▶ [Exercise description]: Across the entries below, how many lines contain the word "JSON"? Give the number alone.

▶ [Supplied records]:
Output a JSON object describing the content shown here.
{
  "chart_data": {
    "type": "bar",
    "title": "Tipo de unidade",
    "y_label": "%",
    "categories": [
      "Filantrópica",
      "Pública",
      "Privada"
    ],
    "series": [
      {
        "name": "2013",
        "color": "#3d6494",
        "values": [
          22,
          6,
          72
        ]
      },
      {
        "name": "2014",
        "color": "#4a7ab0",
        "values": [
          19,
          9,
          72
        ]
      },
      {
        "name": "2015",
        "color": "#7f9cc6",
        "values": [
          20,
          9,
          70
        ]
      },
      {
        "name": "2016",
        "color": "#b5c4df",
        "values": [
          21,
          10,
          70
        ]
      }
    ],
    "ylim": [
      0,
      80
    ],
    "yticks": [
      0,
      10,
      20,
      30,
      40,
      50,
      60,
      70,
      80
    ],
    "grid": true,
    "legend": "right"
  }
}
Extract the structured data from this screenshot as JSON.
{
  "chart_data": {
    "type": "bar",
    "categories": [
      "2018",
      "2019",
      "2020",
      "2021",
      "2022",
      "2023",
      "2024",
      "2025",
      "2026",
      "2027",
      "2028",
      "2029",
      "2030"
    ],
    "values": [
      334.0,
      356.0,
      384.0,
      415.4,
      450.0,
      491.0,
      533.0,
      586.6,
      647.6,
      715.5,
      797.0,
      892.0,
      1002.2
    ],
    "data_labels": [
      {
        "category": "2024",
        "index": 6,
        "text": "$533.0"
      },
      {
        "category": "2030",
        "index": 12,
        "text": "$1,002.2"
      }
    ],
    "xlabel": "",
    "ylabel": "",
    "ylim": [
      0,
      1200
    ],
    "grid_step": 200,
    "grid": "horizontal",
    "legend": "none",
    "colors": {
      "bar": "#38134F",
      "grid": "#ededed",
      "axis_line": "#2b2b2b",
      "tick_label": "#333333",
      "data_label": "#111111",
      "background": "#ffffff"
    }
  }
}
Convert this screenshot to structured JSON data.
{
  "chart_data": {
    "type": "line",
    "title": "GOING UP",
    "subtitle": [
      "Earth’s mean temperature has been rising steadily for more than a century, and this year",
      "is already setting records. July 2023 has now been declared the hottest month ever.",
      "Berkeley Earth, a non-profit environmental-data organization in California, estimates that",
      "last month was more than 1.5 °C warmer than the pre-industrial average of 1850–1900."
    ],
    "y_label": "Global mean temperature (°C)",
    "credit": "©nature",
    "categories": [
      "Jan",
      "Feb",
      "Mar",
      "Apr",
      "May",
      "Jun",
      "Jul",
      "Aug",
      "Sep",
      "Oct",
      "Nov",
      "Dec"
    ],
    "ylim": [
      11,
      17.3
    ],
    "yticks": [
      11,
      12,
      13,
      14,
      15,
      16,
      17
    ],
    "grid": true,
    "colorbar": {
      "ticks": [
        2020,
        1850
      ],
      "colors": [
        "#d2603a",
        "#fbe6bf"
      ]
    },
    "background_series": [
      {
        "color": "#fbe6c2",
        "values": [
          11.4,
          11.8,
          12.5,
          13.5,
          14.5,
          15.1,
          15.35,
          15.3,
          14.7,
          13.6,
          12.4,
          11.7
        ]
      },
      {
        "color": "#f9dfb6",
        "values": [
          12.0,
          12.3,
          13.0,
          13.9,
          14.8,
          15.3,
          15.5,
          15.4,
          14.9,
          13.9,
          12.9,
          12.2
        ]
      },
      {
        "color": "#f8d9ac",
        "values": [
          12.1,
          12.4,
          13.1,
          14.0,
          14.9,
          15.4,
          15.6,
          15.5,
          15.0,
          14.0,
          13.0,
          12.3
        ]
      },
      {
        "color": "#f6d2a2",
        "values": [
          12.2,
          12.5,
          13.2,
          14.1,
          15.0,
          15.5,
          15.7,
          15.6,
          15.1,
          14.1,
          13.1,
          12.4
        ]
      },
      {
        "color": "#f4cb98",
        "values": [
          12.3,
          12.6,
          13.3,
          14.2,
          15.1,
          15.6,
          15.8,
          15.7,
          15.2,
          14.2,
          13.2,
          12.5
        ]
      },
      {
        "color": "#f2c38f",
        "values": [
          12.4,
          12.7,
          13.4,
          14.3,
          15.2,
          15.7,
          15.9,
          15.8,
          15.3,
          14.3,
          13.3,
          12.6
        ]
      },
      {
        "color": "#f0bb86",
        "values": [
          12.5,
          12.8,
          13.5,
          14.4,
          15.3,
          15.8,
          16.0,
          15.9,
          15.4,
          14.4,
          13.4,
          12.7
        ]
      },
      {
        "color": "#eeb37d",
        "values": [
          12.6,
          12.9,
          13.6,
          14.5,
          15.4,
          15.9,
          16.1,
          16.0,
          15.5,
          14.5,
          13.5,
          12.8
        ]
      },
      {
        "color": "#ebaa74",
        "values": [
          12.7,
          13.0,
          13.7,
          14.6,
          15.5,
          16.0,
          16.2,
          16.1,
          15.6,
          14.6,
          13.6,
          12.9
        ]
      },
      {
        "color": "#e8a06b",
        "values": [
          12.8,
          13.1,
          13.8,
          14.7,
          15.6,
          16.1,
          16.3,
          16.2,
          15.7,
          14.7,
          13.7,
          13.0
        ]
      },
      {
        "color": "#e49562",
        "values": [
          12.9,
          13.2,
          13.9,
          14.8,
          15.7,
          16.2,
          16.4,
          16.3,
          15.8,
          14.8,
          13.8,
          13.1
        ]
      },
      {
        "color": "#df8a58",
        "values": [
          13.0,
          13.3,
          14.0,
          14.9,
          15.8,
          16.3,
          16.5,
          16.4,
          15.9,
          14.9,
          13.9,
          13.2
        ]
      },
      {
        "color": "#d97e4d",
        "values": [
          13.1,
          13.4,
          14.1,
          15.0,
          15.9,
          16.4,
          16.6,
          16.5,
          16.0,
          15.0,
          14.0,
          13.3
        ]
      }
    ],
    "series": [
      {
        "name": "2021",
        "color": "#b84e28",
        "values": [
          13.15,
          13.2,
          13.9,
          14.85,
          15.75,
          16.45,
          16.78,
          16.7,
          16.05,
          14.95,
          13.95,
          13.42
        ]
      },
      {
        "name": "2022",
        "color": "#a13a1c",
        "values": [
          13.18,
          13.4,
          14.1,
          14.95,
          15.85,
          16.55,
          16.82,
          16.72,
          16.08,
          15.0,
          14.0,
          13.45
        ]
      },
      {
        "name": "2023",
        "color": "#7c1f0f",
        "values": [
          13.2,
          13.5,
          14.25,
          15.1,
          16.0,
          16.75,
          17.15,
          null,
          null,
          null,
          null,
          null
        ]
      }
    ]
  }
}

▶ [Task output]: 3